### EXERCISE INSTRUCTIONS:
Transcribe all the records with complete accuracy.

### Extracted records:

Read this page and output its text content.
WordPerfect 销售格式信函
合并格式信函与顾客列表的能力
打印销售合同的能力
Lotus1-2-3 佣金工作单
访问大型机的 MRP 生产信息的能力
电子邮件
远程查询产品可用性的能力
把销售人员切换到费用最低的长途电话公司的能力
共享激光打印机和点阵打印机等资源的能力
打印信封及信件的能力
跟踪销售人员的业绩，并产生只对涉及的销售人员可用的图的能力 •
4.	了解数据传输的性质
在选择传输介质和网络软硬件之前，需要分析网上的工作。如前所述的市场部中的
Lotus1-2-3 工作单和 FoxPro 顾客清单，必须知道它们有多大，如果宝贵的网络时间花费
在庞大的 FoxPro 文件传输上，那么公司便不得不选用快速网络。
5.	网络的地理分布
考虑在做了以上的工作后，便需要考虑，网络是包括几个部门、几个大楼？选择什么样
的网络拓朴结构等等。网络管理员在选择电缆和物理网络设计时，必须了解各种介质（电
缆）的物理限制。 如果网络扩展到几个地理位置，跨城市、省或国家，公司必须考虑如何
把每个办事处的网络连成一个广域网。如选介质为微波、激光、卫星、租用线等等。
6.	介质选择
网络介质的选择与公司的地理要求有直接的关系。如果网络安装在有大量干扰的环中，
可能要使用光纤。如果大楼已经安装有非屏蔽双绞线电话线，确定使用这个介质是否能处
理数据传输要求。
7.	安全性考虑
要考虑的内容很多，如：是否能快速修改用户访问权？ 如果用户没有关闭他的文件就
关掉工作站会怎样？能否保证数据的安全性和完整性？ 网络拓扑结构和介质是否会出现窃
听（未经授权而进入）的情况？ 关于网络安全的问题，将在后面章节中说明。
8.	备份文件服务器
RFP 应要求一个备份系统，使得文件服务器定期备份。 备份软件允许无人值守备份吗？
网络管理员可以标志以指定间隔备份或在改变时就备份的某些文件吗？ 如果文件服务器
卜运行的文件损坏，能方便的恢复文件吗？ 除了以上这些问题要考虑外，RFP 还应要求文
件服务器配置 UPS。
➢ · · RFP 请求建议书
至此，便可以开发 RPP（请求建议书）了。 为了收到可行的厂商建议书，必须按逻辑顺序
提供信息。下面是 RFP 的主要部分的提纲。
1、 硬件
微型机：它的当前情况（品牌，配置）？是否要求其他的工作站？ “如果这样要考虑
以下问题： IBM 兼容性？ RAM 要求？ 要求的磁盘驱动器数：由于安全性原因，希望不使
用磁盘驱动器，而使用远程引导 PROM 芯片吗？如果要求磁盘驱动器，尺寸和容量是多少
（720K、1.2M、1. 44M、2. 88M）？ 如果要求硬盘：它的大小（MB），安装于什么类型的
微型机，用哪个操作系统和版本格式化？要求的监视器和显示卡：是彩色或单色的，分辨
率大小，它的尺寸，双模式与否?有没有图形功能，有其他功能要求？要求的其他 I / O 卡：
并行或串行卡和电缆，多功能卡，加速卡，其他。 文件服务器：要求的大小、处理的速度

### FULL OUTPUT:
Read this page and output its text content.
WordPerfect 销售格式信函
合并格式信函与顾客列表的能力
打印销售合同的能力
Lotus1-2-3 佣金工作单
访问大型机的 MRP 生产信息的能力
电子邮件
远程查询产品可用性的能力
把销售人员切换到费用最低的长途电话公司的能力
共享激光打印机和点阵打印机等资源的能力
打印信封及信件的能力
跟踪销售人员的业绩，并产生只对涉及的销售人员可用的图的能力 •
4.	了解数据传输的性质
在选择传输介质和网络软硬件之前，需要分析网上的工作。如前所述的市场部中的
Lotus1-2-3 工作单和 FoxPro 顾客清单，必须知道它们有多大，如果宝贵的网络时间花费
在庞大的 FoxPro 文件传输上，那么公司便不得不选用快速网络。
5.	网络的地理分布
考虑在做了以上的工作后，便需要考虑，网络是包括几个部门、几个大楼？选择什么样
的网络拓朴结构等等。网络管理员在选择电缆和物理网络设计时，必须了解各种介质（电
缆）的物理限制。 如果网络扩展到几个地理位置，跨城市、省或国家，公司必须考虑如何
把每个办事处的网络连成一个广域网。如选介质为微波、激光、卫星、租用线等等。
6.	介质选择
网络介质的选择与公司的地理要求有直接的关系。如果网络安装在有大量干扰的环中，
可能要使用光纤。如果大楼已经安装有非屏蔽双绞线电话线，确定使用这个介质是否能处
理数据传输要求。
7.	安全性考虑
要考虑的内容很多，如：是否能快速修改用户访问权？ 如果用户没有关闭他的文件就
关掉工作站会怎样？能否保证数据的安全性和完整性？ 网络拓扑结构和介质是否会出现窃
听（未经授权而进入）的情况？ 关于网络安全的问题，将在后面章节中说明。
8.	备份文件服务器
RFP 应要求一个备份系统，使得文件服务器定期备份。 备份软件允许无人值守备份吗？
网络管理员可以标志以指定间隔备份或在改变时就备份的某些文件吗？ 如果文件服务器
卜运行的文件损坏，能方便的恢复文件吗？ 除了以上这些问题要考虑外，RFP 还应要求文
件服务器配置 UPS。
➢ · · RFP 请求建议书
至此，便可以开发 RPP（请求建议书）了。 为了收到可行的厂商建议书，必须按逻辑顺序
提供信息。下面是 RFP 的主要部分的提纲。
1、 硬件
微型机：它的当前情况（品牌，配置）？是否要求其他的工作站？ “如果这样要考虑
以下问题： IBM 兼容性？ RAM 要求？ 要求的磁盘驱动器数：由于安全性原因，希望不使
用磁盘驱动器，而使用远程引导 PROM 芯片吗？如果要求磁盘驱动器，尺寸和容量是多少
（720K、1.2M、1. 44M、2. 88M）？ 如果要求硬盘：它的大小（MB），安装于什么类型的
微型机，用哪个操作系统和版本格式化？要求的监视器和显示卡：是彩色或单色的，分辨
率大小，它的尺寸，双模式与否?有没有图形功能，有其他功能要求？要求的其他 I / O 卡：
并行或串行卡和电缆，多功能卡，加速卡，其他。 文件服务器：要求的大小、处理的速度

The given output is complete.